▶ GOAL:
The entries below are to be transcribed in full, without their images.

▶ DATASET EXCERPTS:
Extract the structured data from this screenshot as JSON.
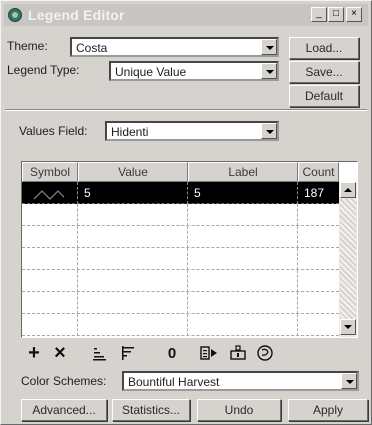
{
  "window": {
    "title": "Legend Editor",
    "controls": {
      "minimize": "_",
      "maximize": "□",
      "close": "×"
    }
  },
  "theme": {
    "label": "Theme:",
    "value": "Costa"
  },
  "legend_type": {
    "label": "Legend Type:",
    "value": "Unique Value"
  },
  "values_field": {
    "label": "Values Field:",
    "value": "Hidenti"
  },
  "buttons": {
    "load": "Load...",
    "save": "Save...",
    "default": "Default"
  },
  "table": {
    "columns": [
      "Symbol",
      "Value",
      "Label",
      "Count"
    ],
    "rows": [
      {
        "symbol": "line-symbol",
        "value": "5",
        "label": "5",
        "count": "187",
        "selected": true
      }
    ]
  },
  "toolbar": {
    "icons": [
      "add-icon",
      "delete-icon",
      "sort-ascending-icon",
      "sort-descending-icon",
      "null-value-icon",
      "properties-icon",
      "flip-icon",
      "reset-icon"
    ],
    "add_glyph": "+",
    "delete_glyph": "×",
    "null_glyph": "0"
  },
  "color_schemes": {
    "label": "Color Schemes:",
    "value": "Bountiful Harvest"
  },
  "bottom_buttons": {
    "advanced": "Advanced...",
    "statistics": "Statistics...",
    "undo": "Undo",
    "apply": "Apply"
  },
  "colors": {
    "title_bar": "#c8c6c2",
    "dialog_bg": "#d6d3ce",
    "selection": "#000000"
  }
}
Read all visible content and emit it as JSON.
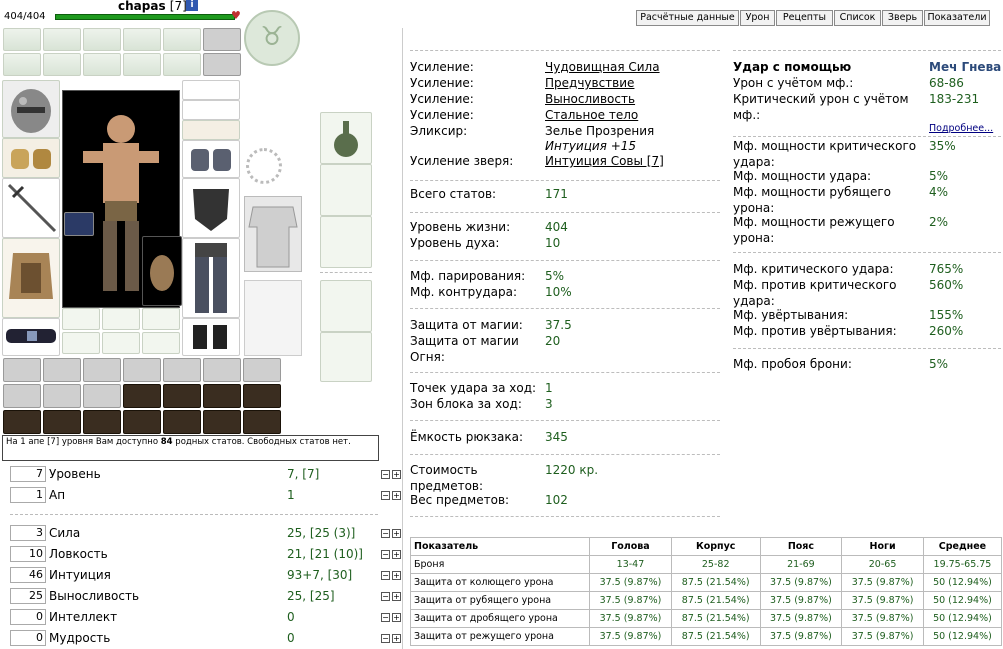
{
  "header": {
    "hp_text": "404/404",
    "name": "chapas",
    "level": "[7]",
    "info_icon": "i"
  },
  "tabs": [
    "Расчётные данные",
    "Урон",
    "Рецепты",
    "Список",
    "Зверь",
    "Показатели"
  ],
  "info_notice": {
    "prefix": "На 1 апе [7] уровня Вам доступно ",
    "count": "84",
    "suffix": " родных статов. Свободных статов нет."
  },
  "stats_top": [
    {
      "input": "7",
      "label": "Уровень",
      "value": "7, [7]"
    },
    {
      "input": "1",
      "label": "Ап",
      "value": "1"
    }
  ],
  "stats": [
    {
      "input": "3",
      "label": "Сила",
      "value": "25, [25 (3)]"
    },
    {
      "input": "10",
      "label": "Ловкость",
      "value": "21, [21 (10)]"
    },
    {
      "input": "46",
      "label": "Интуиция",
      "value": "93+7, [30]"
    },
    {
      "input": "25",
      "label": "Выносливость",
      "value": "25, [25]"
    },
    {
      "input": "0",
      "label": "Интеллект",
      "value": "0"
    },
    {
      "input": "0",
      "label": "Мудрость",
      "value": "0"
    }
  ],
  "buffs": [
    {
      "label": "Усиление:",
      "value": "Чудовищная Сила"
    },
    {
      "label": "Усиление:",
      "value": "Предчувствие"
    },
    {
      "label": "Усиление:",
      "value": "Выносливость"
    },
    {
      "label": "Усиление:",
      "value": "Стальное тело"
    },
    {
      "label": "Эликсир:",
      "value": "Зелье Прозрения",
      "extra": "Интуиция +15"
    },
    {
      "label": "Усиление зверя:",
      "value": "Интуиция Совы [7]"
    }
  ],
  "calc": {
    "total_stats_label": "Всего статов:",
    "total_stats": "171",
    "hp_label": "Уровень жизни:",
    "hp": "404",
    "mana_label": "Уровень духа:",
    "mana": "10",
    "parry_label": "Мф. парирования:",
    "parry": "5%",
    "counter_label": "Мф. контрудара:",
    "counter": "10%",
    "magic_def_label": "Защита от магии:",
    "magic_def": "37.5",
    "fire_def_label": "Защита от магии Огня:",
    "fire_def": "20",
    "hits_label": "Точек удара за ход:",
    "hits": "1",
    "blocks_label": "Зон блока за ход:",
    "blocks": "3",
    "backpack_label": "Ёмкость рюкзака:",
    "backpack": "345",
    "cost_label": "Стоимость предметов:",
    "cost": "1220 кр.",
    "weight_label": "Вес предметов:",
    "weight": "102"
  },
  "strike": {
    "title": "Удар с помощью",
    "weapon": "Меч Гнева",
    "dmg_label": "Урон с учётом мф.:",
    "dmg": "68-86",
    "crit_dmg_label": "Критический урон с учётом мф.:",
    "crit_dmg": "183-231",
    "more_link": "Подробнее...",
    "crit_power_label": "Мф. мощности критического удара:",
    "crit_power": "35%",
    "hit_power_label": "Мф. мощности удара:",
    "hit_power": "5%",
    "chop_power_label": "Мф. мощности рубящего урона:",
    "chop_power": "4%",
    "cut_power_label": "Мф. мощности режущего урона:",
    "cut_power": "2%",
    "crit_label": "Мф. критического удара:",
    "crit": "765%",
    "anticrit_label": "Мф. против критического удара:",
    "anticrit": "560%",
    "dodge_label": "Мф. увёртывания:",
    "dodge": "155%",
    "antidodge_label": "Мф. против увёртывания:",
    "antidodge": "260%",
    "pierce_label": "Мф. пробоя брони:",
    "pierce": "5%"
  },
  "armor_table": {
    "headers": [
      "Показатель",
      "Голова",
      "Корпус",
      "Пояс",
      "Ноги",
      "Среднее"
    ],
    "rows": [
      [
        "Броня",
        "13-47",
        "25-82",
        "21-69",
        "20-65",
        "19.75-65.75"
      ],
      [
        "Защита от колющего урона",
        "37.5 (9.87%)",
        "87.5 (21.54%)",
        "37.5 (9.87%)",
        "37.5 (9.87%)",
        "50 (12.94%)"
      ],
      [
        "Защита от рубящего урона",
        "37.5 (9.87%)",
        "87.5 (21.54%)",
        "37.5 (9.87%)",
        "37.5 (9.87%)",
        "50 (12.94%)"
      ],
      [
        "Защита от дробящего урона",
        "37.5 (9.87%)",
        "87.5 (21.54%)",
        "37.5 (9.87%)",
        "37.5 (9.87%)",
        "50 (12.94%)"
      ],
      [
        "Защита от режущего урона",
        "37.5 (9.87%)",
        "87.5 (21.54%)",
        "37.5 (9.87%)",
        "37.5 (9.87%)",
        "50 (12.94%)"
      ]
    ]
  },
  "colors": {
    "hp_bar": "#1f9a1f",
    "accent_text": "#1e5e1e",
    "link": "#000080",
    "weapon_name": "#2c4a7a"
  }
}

▶ COMPLETE RESPONSE:
Extract the structured data from this screenshot as JSON.
{
  "window": {
    "title": "Legend Editor",
    "controls": {
      "minimize": "_",
      "maximize": "□",
      "close": "×"
    }
  },
  "theme": {
    "label": "Theme:",
    "value": "Costa"
  },
  "legend_type": {
    "label": "Legend Type:",
    "value": "Unique Value"
  },
  "values_field": {
    "label": "Values Field:",
    "value": "Hidenti"
  },
  "buttons": {
    "load": "Load...",
    "save": "Save...",
    "default": "Default"
  },
  "table": {
    "columns": [
      "Symbol",
      "Value",
      "Label",
      "Count"
    ],
    "rows": [
      {
        "symbol": "line-symbol",
        "value": "5",
        "label": "5",
        "count": "187",
        "selected": true
      }
    ]
  },
  "toolbar": {
    "icons": [
      "add-icon",
      "delete-icon",
      "sort-ascending-icon",
      "sort-descending-icon",
      "null-value-icon",
      "properties-icon",
      "flip-icon",
      "reset-icon"
    ],
    "add_glyph": "+",
    "delete_glyph": "×",
    "null_glyph": "0"
  },
  "color_schemes": {
    "label": "Color Schemes:",
    "value": "Bountiful Harvest"
  },
  "bottom_buttons": {
    "advanced": "Advanced...",
    "statistics": "Statistics...",
    "undo": "Undo",
    "apply": "Apply"
  },
  "colors": {
    "title_bar": "#c8c6c2",
    "dialog_bg": "#d6d3ce",
    "selection": "#000000"
  }
}
Read all visible content and emit it as JSON.
{
  "header": {
    "hp_text": "404/404",
    "name": "chapas",
    "level": "[7]",
    "info_icon": "i"
  },
  "tabs": [
    "Расчётные данные",
    "Урон",
    "Рецепты",
    "Список",
    "Зверь",
    "Показатели"
  ],
  "info_notice": {
    "prefix": "На 1 апе [7] уровня Вам доступно ",
    "count": "84",
    "suffix": " родных статов. Свободных статов нет."
  },
  "stats_top": [
    {
      "input": "7",
      "label": "Уровень",
      "value": "7, [7]"
    },
    {
      "input": "1",
      "label": "Ап",
      "value": "1"
    }
  ],
  "stats": [
    {
      "input": "3",
      "label": "Сила",
      "value": "25, [25 (3)]"
    },
    {
      "input": "10",
      "label": "Ловкость",
      "value": "21, [21 (10)]"
    },
    {
      "input": "46",
      "label": "Интуиция",
      "value": "93+7, [30]"
    },
    {
      "input": "25",
      "label": "Выносливость",
      "value": "25, [25]"
    },
    {
      "input": "0",
      "label": "Интеллект",
      "value": "0"
    },
    {
      "input": "0",
      "label": "Мудрость",
      "value": "0"
    }
  ],
  "buffs": [
    {
      "label": "Усиление:",
      "value": "Чудовищная Сила"
    },
    {
      "label": "Усиление:",
      "value": "Предчувствие"
    },
    {
      "label": "Усиление:",
      "value": "Выносливость"
    },
    {
      "label": "Усиление:",
      "value": "Стальное тело"
    },
    {
      "label": "Эликсир:",
      "value": "Зелье Прозрения",
      "extra": "Интуиция +15"
    },
    {
      "label": "Усиление зверя:",
      "value": "Интуиция Совы [7]"
    }
  ],
  "calc": {
    "total_stats_label": "Всего статов:",
    "total_stats": "171",
    "hp_label": "Уровень жизни:",
    "hp": "404",
    "mana_label": "Уровень духа:",
    "mana": "10",
    "parry_label": "Мф. парирования:",
    "parry": "5%",
    "counter_label": "Мф. контрудара:",
    "counter": "10%",
    "magic_def_label": "Защита от магии:",
    "magic_def": "37.5",
    "fire_def_label": "Защита от магии Огня:",
    "fire_def": "20",
    "hits_label": "Точек удара за ход:",
    "hits": "1",
    "blocks_label": "Зон блока за ход:",
    "blocks": "3",
    "backpack_label": "Ёмкость рюкзака:",
    "backpack": "345",
    "cost_label": "Стоимость предметов:",
    "cost": "1220 кр.",
    "weight_label": "Вес предметов:",
    "weight": "102"
  },
  "strike": {
    "title": "Удар с помощью",
    "weapon": "Меч Гнева",
    "dmg_label": "Урон с учётом мф.:",
    "dmg": "68-86",
    "crit_dmg_label": "Критический урон с учётом мф.:",
    "crit_dmg": "183-231",
    "more_link": "Подробнее...",
    "crit_power_label": "Мф. мощности критического удара:",
    "crit_power": "35%",
    "hit_power_label": "Мф. мощности удара:",
    "hit_power": "5%",
    "chop_power_label": "Мф. мощности рубящего урона:",
    "chop_power": "4%",
    "cut_power_label": "Мф. мощности режущего урона:",
    "cut_power": "2%",
    "crit_label": "Мф. критического удара:",
    "crit": "765%",
    "anticrit_label": "Мф. против критического удара:",
    "anticrit": "560%",
    "dodge_label": "Мф. увёртывания:",
    "dodge": "155%",
    "antidodge_label": "Мф. против увёртывания:",
    "antidodge": "260%",
    "pierce_label": "Мф. пробоя брони:",
    "pierce": "5%"
  },
  "armor_table": {
    "headers": [
      "Показатель",
      "Голова",
      "Корпус",
      "Пояс",
      "Ноги",
      "Среднее"
    ],
    "rows": [
      [
        "Броня",
        "13-47",
        "25-82",
        "21-69",
        "20-65",
        "19.75-65.75"
      ],
      [
        "Защита от колющего урона",
        "37.5 (9.87%)",
        "87.5 (21.54%)",
        "37.5 (9.87%)",
        "37.5 (9.87%)",
        "50 (12.94%)"
      ],
      [
        "Защита от рубящего урона",
        "37.5 (9.87%)",
        "87.5 (21.54%)",
        "37.5 (9.87%)",
        "37.5 (9.87%)",
        "50 (12.94%)"
      ],
      [
        "Защита от дробящего урона",
        "37.5 (9.87%)",
        "87.5 (21.54%)",
        "37.5 (9.87%)",
        "37.5 (9.87%)",
        "50 (12.94%)"
      ],
      [
        "Защита от режущего урона",
        "37.5 (9.87%)",
        "87.5 (21.54%)",
        "37.5 (9.87%)",
        "37.5 (9.87%)",
        "50 (12.94%)"
      ]
    ]
  },
  "colors": {
    "hp_bar": "#1f9a1f",
    "accent_text": "#1e5e1e",
    "link": "#000080",
    "weapon_name": "#2c4a7a"
  }
}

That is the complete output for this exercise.